Work to complete:
Find every line with the word "source". Copy those lines.

++++++++++

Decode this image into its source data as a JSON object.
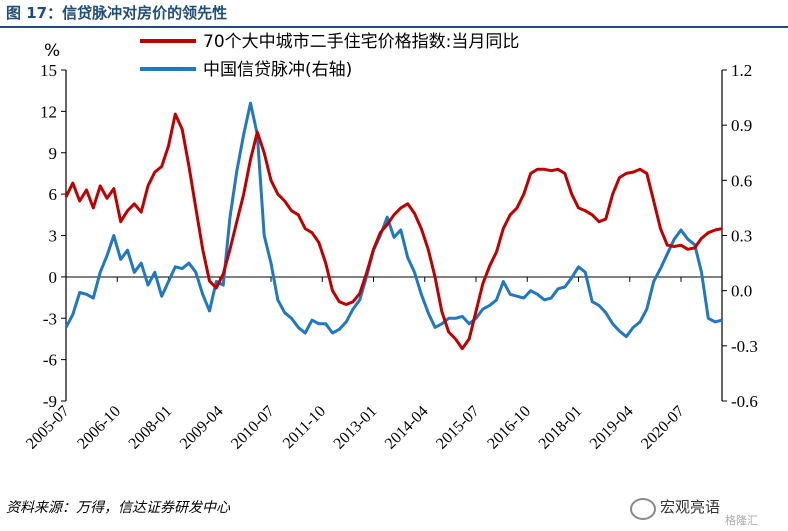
{
  "figure": {
    "title": "图 17：信贷脉冲对房价的领先性",
    "source": "资料来源：万得，信达证券研发中心",
    "watermark": "宏观亮语",
    "watermark_sub": "格隆汇"
  },
  "chart_data": {
    "type": "line",
    "title": "",
    "xlabel": "",
    "ylabel": "%",
    "y_ticks": [
      "15",
      "12",
      "9",
      "6",
      "3",
      "0",
      "-3",
      "-6",
      "-9"
    ],
    "y2_ticks": [
      "1.2",
      "0.9",
      "0.6",
      "0.3",
      "0.0",
      "-0.3",
      "-0.6"
    ],
    "ylim": [
      -9,
      15
    ],
    "y2lim": [
      -0.6,
      1.2
    ],
    "x_ticks": [
      "2005-07",
      "2006-10",
      "2008-01",
      "2009-04",
      "2010-07",
      "2011-10",
      "2013-01",
      "2014-04",
      "2015-07",
      "2016-10",
      "2018-01",
      "2019-04",
      "2020-07"
    ],
    "xlim": [
      "2005-07",
      "2021-07"
    ],
    "legend_position": "top",
    "grid": false,
    "series": [
      {
        "name": "70个大中城市二手住宅价格指数:当月同比",
        "axis": "left",
        "color": "#c00000",
        "points": [
          [
            "2005-07",
            5.8
          ],
          [
            "2005-09",
            6.8
          ],
          [
            "2005-11",
            5.5
          ],
          [
            "2006-01",
            6.3
          ],
          [
            "2006-03",
            5.0
          ],
          [
            "2006-05",
            6.6
          ],
          [
            "2006-07",
            5.7
          ],
          [
            "2006-09",
            6.4
          ],
          [
            "2006-11",
            4.0
          ],
          [
            "2007-01",
            4.8
          ],
          [
            "2007-03",
            5.3
          ],
          [
            "2007-05",
            4.7
          ],
          [
            "2007-07",
            6.6
          ],
          [
            "2007-09",
            7.6
          ],
          [
            "2007-11",
            8.0
          ],
          [
            "2008-01",
            9.5
          ],
          [
            "2008-03",
            11.8
          ],
          [
            "2008-05",
            10.7
          ],
          [
            "2008-07",
            8.0
          ],
          [
            "2008-09",
            5.0
          ],
          [
            "2008-11",
            2.0
          ],
          [
            "2009-01",
            -0.3
          ],
          [
            "2009-03",
            -0.8
          ],
          [
            "2009-05",
            0.2
          ],
          [
            "2009-07",
            2.0
          ],
          [
            "2009-09",
            4.0
          ],
          [
            "2009-11",
            6.0
          ],
          [
            "2010-01",
            8.5
          ],
          [
            "2010-03",
            10.5
          ],
          [
            "2010-05",
            9.0
          ],
          [
            "2010-07",
            7.0
          ],
          [
            "2010-09",
            6.0
          ],
          [
            "2010-11",
            5.5
          ],
          [
            "2011-01",
            4.8
          ],
          [
            "2011-03",
            4.5
          ],
          [
            "2011-05",
            3.5
          ],
          [
            "2011-07",
            3.2
          ],
          [
            "2011-09",
            2.5
          ],
          [
            "2011-11",
            1.0
          ],
          [
            "2012-01",
            -1.0
          ],
          [
            "2012-03",
            -1.8
          ],
          [
            "2012-05",
            -2.0
          ],
          [
            "2012-07",
            -1.8
          ],
          [
            "2012-09",
            -1.2
          ],
          [
            "2012-11",
            0.3
          ],
          [
            "2013-01",
            2.0
          ],
          [
            "2013-03",
            3.2
          ],
          [
            "2013-05",
            3.8
          ],
          [
            "2013-07",
            4.5
          ],
          [
            "2013-09",
            5.0
          ],
          [
            "2013-11",
            5.3
          ],
          [
            "2014-01",
            4.6
          ],
          [
            "2014-03",
            3.5
          ],
          [
            "2014-05",
            2.0
          ],
          [
            "2014-07",
            0.0
          ],
          [
            "2014-09",
            -2.5
          ],
          [
            "2014-11",
            -4.0
          ],
          [
            "2015-01",
            -4.5
          ],
          [
            "2015-03",
            -5.2
          ],
          [
            "2015-05",
            -4.5
          ],
          [
            "2015-07",
            -2.5
          ],
          [
            "2015-09",
            -0.5
          ],
          [
            "2015-11",
            0.8
          ],
          [
            "2016-01",
            1.8
          ],
          [
            "2016-03",
            3.5
          ],
          [
            "2016-05",
            4.5
          ],
          [
            "2016-07",
            5.0
          ],
          [
            "2016-09",
            6.0
          ],
          [
            "2016-11",
            7.5
          ],
          [
            "2017-01",
            7.8
          ],
          [
            "2017-03",
            7.8
          ],
          [
            "2017-05",
            7.7
          ],
          [
            "2017-07",
            7.8
          ],
          [
            "2017-09",
            7.5
          ],
          [
            "2017-11",
            6.0
          ],
          [
            "2018-01",
            5.0
          ],
          [
            "2018-03",
            4.8
          ],
          [
            "2018-05",
            4.5
          ],
          [
            "2018-07",
            4.0
          ],
          [
            "2018-09",
            4.2
          ],
          [
            "2018-11",
            6.0
          ],
          [
            "2019-01",
            7.2
          ],
          [
            "2019-03",
            7.5
          ],
          [
            "2019-05",
            7.6
          ],
          [
            "2019-07",
            7.8
          ],
          [
            "2019-09",
            7.5
          ],
          [
            "2019-11",
            5.5
          ],
          [
            "2020-01",
            3.5
          ],
          [
            "2020-03",
            2.3
          ],
          [
            "2020-05",
            2.2
          ],
          [
            "2020-07",
            2.3
          ],
          [
            "2020-09",
            2.0
          ],
          [
            "2020-11",
            2.1
          ],
          [
            "2021-01",
            2.8
          ],
          [
            "2021-03",
            3.2
          ],
          [
            "2021-05",
            3.4
          ],
          [
            "2021-07",
            3.5
          ]
        ]
      },
      {
        "name": "中国信贷脉冲(右轴)",
        "axis": "right",
        "color": "#1f78c1",
        "points": [
          [
            "2005-07",
            -0.2
          ],
          [
            "2005-09",
            -0.13
          ],
          [
            "2005-11",
            -0.01
          ],
          [
            "2006-01",
            -0.02
          ],
          [
            "2006-03",
            -0.04
          ],
          [
            "2006-05",
            0.1
          ],
          [
            "2006-07",
            0.19
          ],
          [
            "2006-09",
            0.3
          ],
          [
            "2006-11",
            0.17
          ],
          [
            "2007-01",
            0.22
          ],
          [
            "2007-03",
            0.1
          ],
          [
            "2007-05",
            0.15
          ],
          [
            "2007-07",
            0.03
          ],
          [
            "2007-09",
            0.1
          ],
          [
            "2007-11",
            -0.03
          ],
          [
            "2008-01",
            0.05
          ],
          [
            "2008-03",
            0.13
          ],
          [
            "2008-05",
            0.12
          ],
          [
            "2008-07",
            0.15
          ],
          [
            "2008-09",
            0.1
          ],
          [
            "2008-11",
            -0.02
          ],
          [
            "2009-01",
            -0.11
          ],
          [
            "2009-03",
            0.05
          ],
          [
            "2009-05",
            0.03
          ],
          [
            "2009-07",
            0.4
          ],
          [
            "2009-09",
            0.65
          ],
          [
            "2009-11",
            0.85
          ],
          [
            "2010-01",
            1.02
          ],
          [
            "2010-03",
            0.85
          ],
          [
            "2010-05",
            0.3
          ],
          [
            "2010-07",
            0.15
          ],
          [
            "2010-09",
            -0.05
          ],
          [
            "2010-11",
            -0.12
          ],
          [
            "2011-01",
            -0.15
          ],
          [
            "2011-03",
            -0.2
          ],
          [
            "2011-05",
            -0.23
          ],
          [
            "2011-07",
            -0.16
          ],
          [
            "2011-09",
            -0.18
          ],
          [
            "2011-11",
            -0.18
          ],
          [
            "2012-01",
            -0.23
          ],
          [
            "2012-03",
            -0.21
          ],
          [
            "2012-05",
            -0.17
          ],
          [
            "2012-07",
            -0.1
          ],
          [
            "2012-09",
            -0.05
          ],
          [
            "2012-11",
            0.08
          ],
          [
            "2013-01",
            0.22
          ],
          [
            "2013-03",
            0.3
          ],
          [
            "2013-05",
            0.4
          ],
          [
            "2013-07",
            0.29
          ],
          [
            "2013-09",
            0.33
          ],
          [
            "2013-11",
            0.18
          ],
          [
            "2014-01",
            0.1
          ],
          [
            "2014-03",
            -0.02
          ],
          [
            "2014-05",
            -0.12
          ],
          [
            "2014-07",
            -0.2
          ],
          [
            "2014-09",
            -0.18
          ],
          [
            "2014-11",
            -0.15
          ],
          [
            "2015-01",
            -0.15
          ],
          [
            "2015-03",
            -0.14
          ],
          [
            "2015-05",
            -0.18
          ],
          [
            "2015-07",
            -0.15
          ],
          [
            "2015-09",
            -0.1
          ],
          [
            "2015-11",
            -0.08
          ],
          [
            "2016-01",
            -0.05
          ],
          [
            "2016-03",
            0.05
          ],
          [
            "2016-05",
            -0.02
          ],
          [
            "2016-07",
            -0.03
          ],
          [
            "2016-09",
            -0.04
          ],
          [
            "2016-11",
            0.0
          ],
          [
            "2017-01",
            -0.02
          ],
          [
            "2017-03",
            -0.05
          ],
          [
            "2017-05",
            -0.04
          ],
          [
            "2017-07",
            0.01
          ],
          [
            "2017-09",
            0.02
          ],
          [
            "2017-11",
            0.07
          ],
          [
            "2018-01",
            0.13
          ],
          [
            "2018-03",
            0.1
          ],
          [
            "2018-05",
            -0.06
          ],
          [
            "2018-07",
            -0.08
          ],
          [
            "2018-09",
            -0.12
          ],
          [
            "2018-11",
            -0.18
          ],
          [
            "2019-01",
            -0.22
          ],
          [
            "2019-03",
            -0.25
          ],
          [
            "2019-05",
            -0.2
          ],
          [
            "2019-07",
            -0.17
          ],
          [
            "2019-09",
            -0.1
          ],
          [
            "2019-11",
            0.05
          ],
          [
            "2020-01",
            0.12
          ],
          [
            "2020-03",
            0.2
          ],
          [
            "2020-05",
            0.28
          ],
          [
            "2020-07",
            0.33
          ],
          [
            "2020-09",
            0.28
          ],
          [
            "2020-11",
            0.25
          ],
          [
            "2021-01",
            0.1
          ],
          [
            "2021-03",
            -0.15
          ],
          [
            "2021-05",
            -0.17
          ],
          [
            "2021-07",
            -0.16
          ]
        ]
      }
    ]
  }
}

++++++++++

Solution to the exercise:
Decode this image into its source data as a JSON object.
    "source": "资料来源：万得，信达证券研发中心",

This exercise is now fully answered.